_WHAT YOU WILL DO:_
Your task is to gather the lines below that hold the string "JSON".

_THE DATA:_
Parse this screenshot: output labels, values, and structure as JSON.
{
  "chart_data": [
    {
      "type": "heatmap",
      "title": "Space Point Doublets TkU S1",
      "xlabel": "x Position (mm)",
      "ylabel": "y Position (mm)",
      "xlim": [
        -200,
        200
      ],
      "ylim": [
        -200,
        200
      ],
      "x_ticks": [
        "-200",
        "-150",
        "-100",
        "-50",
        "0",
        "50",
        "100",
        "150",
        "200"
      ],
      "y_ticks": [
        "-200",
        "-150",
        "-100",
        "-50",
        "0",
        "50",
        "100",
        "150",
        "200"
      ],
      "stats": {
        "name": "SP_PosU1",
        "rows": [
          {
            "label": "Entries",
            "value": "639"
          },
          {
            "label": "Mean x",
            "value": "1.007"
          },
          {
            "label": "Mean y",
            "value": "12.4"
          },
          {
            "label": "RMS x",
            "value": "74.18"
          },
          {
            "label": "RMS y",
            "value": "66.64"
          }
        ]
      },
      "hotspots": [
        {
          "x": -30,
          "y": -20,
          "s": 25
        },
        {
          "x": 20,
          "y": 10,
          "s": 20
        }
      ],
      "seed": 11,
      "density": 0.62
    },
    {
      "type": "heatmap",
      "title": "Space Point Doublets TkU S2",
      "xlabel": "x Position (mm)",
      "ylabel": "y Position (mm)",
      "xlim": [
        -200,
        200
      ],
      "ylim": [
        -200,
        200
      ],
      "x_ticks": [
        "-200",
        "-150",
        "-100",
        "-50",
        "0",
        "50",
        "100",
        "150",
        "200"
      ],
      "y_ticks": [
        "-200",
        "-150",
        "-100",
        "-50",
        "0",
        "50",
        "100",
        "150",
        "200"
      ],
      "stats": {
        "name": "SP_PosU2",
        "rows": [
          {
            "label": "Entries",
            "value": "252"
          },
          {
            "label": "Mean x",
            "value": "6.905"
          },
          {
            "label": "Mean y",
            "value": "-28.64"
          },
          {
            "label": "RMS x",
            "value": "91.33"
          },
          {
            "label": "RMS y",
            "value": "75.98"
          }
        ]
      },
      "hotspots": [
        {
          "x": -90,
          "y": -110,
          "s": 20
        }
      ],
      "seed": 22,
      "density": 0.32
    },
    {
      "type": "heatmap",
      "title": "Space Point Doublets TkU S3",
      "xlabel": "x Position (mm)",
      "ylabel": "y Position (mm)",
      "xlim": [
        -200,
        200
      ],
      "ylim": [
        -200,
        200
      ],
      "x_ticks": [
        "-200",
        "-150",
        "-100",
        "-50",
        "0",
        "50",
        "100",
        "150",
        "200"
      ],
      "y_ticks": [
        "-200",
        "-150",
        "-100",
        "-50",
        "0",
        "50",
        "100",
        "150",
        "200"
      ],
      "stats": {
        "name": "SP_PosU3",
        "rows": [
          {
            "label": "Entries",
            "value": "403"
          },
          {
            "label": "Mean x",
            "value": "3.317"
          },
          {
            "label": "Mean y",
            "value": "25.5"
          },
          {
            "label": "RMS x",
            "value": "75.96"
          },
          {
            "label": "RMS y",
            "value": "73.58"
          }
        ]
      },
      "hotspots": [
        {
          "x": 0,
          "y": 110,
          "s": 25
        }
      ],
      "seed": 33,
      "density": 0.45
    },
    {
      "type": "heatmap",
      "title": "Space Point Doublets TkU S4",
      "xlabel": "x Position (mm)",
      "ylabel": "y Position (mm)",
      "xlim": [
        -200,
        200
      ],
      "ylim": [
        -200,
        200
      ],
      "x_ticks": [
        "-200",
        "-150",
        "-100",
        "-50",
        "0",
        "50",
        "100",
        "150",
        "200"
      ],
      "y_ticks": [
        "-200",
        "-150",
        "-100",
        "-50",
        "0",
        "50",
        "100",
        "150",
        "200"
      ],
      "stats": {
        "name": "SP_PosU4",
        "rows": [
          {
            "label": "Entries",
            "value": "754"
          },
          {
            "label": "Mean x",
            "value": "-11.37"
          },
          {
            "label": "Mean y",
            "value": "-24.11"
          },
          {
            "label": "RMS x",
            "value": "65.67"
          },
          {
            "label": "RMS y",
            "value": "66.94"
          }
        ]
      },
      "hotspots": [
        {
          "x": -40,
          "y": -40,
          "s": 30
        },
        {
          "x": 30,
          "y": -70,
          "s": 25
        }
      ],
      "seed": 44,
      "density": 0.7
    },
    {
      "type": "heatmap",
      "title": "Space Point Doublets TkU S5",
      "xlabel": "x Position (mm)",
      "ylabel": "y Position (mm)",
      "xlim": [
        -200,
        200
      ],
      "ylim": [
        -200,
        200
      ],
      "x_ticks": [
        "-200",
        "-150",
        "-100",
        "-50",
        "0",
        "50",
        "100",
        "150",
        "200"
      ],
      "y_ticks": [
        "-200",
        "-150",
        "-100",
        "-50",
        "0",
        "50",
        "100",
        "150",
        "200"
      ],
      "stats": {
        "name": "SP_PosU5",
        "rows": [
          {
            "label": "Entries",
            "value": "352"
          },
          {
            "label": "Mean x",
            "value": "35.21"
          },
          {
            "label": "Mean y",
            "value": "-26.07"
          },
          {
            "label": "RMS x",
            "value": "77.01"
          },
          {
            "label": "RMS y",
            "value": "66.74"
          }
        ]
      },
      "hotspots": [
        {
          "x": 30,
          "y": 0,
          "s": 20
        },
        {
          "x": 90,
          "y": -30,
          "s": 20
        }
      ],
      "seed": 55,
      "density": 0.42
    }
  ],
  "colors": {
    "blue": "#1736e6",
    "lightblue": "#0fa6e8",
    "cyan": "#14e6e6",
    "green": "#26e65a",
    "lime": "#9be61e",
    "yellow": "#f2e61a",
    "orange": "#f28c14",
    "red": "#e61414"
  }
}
...
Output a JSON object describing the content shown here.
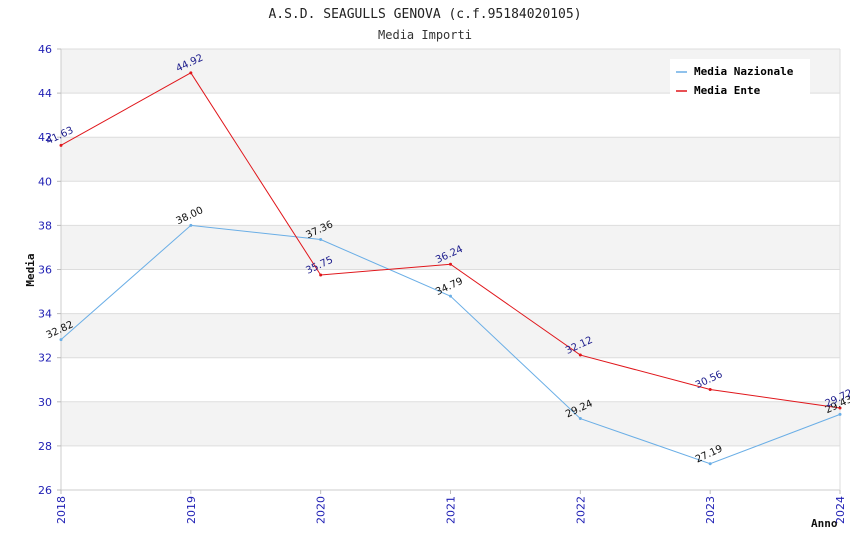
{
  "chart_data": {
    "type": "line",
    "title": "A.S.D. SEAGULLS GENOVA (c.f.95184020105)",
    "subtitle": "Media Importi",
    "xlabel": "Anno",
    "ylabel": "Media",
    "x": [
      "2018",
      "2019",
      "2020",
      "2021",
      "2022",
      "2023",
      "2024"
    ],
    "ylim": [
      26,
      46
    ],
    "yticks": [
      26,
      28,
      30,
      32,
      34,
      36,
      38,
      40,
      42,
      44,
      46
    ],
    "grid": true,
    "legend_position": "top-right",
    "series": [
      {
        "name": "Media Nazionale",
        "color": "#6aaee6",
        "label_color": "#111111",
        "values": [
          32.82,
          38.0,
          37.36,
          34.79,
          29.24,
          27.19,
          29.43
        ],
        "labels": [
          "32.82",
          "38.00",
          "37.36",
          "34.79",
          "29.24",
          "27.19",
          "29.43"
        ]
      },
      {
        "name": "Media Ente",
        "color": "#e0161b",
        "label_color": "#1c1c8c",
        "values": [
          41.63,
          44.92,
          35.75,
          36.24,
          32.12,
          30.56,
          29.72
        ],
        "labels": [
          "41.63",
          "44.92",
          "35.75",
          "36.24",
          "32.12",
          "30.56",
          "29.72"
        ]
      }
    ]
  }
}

_EXERCISE ANSWER:_
Parse this screenshot: output labels, values, and structure as JSON.
Output a JSON object describing the content shown here.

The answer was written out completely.